"""
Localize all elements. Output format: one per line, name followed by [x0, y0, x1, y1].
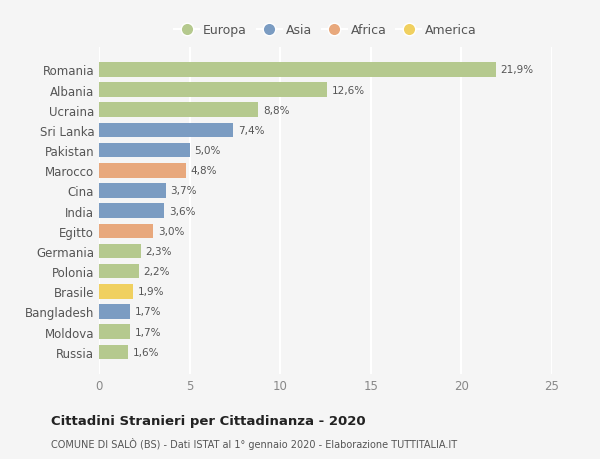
- Legend: Europa, Asia, Africa, America: Europa, Asia, Africa, America: [172, 22, 479, 40]
- Bar: [99, 144, 190, 158]
- Bar: [99, 164, 186, 178]
- Text: 3,0%: 3,0%: [158, 226, 184, 236]
- Bar: [99, 345, 128, 359]
- Bar: [99, 244, 140, 258]
- Text: 5,0%: 5,0%: [194, 146, 221, 156]
- Text: 1,9%: 1,9%: [138, 287, 164, 297]
- Text: 7,4%: 7,4%: [238, 126, 264, 135]
- Text: 12,6%: 12,6%: [332, 85, 365, 95]
- Text: 1,6%: 1,6%: [133, 347, 159, 357]
- Bar: [99, 224, 154, 239]
- Text: 1,7%: 1,7%: [134, 327, 161, 337]
- Text: 21,9%: 21,9%: [500, 65, 533, 75]
- Bar: [99, 63, 496, 78]
- Text: 2,3%: 2,3%: [145, 246, 172, 257]
- Bar: [99, 285, 133, 299]
- Bar: [99, 184, 166, 198]
- Text: 3,7%: 3,7%: [170, 186, 197, 196]
- Text: 3,6%: 3,6%: [169, 206, 195, 216]
- Text: 2,2%: 2,2%: [143, 267, 170, 276]
- Text: 1,7%: 1,7%: [134, 307, 161, 317]
- Bar: [99, 325, 130, 339]
- Bar: [99, 103, 259, 118]
- Text: 8,8%: 8,8%: [263, 106, 289, 116]
- Bar: [99, 264, 139, 279]
- Text: Cittadini Stranieri per Cittadinanza - 2020: Cittadini Stranieri per Cittadinanza - 2…: [51, 414, 365, 428]
- Text: COMUNE DI SALÒ (BS) - Dati ISTAT al 1° gennaio 2020 - Elaborazione TUTTITALIA.IT: COMUNE DI SALÒ (BS) - Dati ISTAT al 1° g…: [51, 437, 457, 449]
- Bar: [99, 83, 328, 98]
- Bar: [99, 304, 130, 319]
- Text: 4,8%: 4,8%: [191, 166, 217, 176]
- Bar: [99, 123, 233, 138]
- Bar: [99, 204, 164, 218]
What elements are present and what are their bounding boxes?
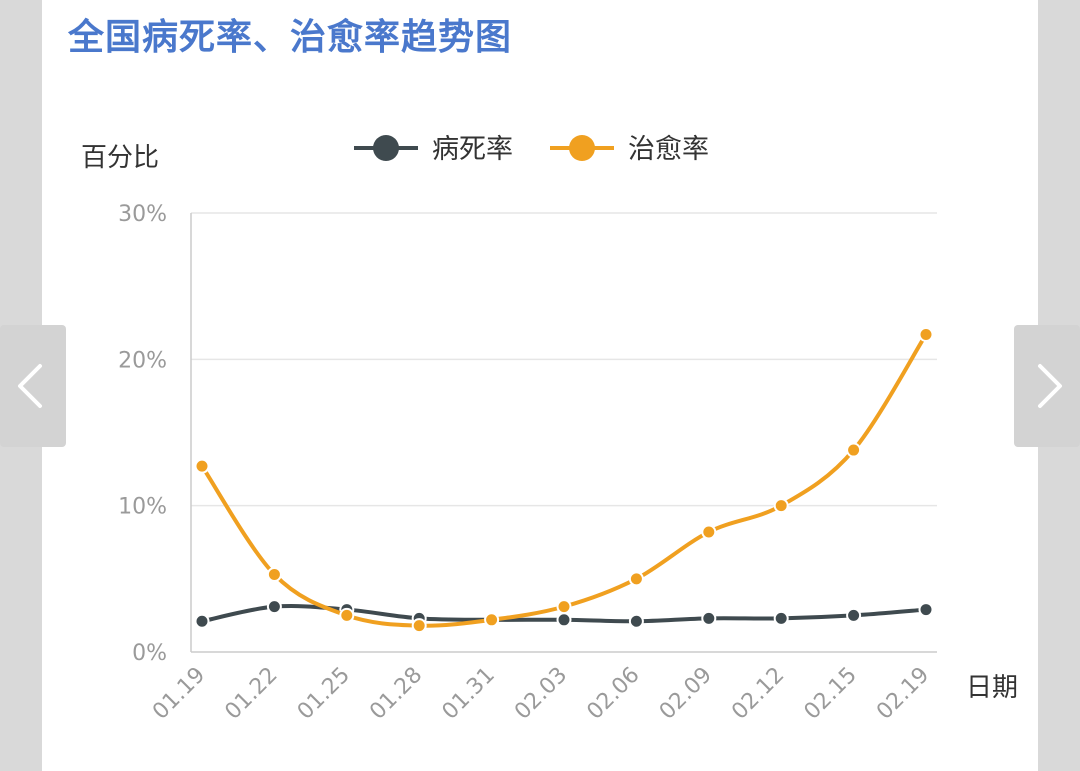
"""
- **Written task**
Recast the item lines from the one containing "22, 479, 40]" through the one containing "- Text: Cittadini", including both, as a Markdown table with the columns Row and Line. Number each line in Row, and leave out any blank lines.

- **Task response**
| Row | Line |
|---|---|
| 1 | - Legend: Europa, Asia, Africa, America: Europa, Asia, Africa, America: [172, 22, 479, 40] |
| 2 | - Bar: [99, 144, 190, 158] |
| 3 | - Bar: [99, 164, 186, 178] |
| 4 | - Text: 3,0%: 3,0%: [158, 226, 184, 236] |
| 5 | - Bar: [99, 345, 128, 359] |
| 6 | - Bar: [99, 244, 140, 258] |
| 7 | - Text: 5,0%: 5,0%: [194, 146, 221, 156] |
| 8 | - Text: 1,9%: 1,9%: [138, 287, 164, 297] |
| 9 | - Text: 7,4%: 7,4%: [238, 126, 264, 135] |
| 10 | - Text: 12,6%: 12,6%: [332, 85, 365, 95] |
| 11 | - Text: 1,6%: 1,6%: [133, 347, 159, 357] |
| 12 | - Bar: [99, 224, 154, 239] |
| 13 | - Text: 1,7%: 1,7%: [134, 327, 161, 337] |
| 14 | - Text: 21,9%: 21,9%: [500, 65, 533, 75] |
| 15 | - Bar: [99, 63, 496, 78] |
| 16 | - Text: 2,3%: 2,3%: [145, 246, 172, 257] |
| 17 | - Bar: [99, 285, 133, 299] |
| 18 | - Bar: [99, 184, 166, 198] |
| 19 | - Text: 3,7%: 3,7%: [170, 186, 197, 196] |
| 20 | - Text: 3,6%: 3,6%: [169, 206, 195, 216] |
| 21 | - Text: 2,2%: 2,2%: [143, 267, 170, 276] |
| 22 | - Text: 1,7%: 1,7%: [134, 307, 161, 317] |
| 23 | - Bar: [99, 325, 130, 339] |
| 24 | - Bar: [99, 103, 259, 118] |
| 25 | - Text: 8,8%: 8,8%: [263, 106, 289, 116] |
| 26 | - Bar: [99, 264, 139, 279] |
| 27 | - Text: Cittadini Stranieri per Cittadinanza - 2020: Cittadini Stranieri per Cittadinanza - 2…: [51, 414, 365, 428] |